- _Job_:
State how many lines of the entries hold the string "this". Reply with the number alone.

————————

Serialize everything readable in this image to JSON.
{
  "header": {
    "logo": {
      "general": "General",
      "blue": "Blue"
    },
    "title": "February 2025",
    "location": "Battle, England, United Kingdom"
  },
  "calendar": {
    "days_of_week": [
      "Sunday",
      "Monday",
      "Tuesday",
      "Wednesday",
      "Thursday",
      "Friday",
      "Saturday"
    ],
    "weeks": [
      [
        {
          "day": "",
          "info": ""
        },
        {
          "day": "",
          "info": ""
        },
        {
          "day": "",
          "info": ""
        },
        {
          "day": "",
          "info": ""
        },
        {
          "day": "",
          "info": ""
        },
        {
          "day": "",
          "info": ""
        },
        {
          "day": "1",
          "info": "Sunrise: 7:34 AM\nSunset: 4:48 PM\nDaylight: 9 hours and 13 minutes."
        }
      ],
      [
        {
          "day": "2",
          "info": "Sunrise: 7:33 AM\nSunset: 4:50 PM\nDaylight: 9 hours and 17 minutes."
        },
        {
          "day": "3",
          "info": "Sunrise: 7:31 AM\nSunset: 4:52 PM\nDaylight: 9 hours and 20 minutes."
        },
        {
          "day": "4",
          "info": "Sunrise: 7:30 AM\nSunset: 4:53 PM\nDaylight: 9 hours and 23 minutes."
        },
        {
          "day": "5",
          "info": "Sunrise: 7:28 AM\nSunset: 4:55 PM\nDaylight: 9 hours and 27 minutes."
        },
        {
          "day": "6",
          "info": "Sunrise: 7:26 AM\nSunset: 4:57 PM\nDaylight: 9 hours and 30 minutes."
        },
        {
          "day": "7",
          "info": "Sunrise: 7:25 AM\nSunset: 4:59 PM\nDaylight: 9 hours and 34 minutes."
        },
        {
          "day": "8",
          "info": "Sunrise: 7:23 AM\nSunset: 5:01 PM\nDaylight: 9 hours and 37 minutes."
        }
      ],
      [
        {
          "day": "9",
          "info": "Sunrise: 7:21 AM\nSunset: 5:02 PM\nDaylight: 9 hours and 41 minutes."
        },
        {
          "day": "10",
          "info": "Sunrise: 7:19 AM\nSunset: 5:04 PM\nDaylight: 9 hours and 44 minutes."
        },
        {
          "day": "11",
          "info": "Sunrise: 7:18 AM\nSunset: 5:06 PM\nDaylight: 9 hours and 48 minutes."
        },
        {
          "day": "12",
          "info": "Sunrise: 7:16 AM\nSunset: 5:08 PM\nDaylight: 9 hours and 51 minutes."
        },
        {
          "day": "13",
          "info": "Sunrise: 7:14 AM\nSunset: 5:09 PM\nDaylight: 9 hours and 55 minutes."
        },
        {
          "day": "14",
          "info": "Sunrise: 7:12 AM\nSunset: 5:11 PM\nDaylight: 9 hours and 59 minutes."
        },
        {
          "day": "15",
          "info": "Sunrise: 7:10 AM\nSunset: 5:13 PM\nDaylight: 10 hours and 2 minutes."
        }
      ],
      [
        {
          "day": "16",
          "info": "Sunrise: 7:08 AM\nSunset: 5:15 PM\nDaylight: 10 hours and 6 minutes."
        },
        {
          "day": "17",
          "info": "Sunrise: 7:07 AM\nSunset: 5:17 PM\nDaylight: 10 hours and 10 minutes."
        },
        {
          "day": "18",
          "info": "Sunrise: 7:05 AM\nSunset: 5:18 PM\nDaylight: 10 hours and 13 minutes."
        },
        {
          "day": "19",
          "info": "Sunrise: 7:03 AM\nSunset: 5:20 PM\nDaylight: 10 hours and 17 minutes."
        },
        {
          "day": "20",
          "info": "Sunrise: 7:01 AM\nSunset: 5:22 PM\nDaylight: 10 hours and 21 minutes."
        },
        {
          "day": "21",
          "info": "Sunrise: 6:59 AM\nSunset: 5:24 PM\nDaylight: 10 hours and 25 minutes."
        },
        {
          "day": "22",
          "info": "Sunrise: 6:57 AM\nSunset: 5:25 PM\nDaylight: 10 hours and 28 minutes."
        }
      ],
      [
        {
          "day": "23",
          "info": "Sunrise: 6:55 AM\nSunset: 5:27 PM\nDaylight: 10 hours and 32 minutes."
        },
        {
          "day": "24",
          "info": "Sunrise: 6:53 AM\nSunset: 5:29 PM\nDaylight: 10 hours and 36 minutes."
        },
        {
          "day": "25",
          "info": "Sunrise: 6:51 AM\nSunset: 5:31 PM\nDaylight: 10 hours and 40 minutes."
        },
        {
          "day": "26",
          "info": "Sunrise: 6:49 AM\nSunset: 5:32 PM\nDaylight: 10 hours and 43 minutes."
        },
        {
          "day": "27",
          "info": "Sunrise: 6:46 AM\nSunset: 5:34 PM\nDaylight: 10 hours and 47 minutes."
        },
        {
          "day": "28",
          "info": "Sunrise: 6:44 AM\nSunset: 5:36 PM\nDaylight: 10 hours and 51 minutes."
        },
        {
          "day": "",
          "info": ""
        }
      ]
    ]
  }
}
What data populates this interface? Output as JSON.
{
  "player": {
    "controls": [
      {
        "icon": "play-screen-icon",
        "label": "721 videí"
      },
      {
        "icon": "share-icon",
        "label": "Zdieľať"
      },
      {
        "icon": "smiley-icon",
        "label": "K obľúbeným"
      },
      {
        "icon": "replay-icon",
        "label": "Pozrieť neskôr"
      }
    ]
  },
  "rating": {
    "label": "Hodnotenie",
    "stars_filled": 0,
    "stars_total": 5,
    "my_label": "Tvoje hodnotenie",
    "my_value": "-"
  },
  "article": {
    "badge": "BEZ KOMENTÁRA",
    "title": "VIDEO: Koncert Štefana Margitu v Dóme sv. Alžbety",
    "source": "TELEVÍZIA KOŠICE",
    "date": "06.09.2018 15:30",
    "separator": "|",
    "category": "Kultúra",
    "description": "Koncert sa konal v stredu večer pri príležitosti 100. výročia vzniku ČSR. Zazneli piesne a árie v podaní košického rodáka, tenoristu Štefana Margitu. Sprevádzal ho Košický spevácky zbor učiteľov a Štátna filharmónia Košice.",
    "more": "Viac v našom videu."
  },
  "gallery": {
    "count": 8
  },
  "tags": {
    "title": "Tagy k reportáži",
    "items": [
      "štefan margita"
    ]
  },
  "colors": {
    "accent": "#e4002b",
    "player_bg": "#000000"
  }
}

————————

- _Output of the exercise_:
2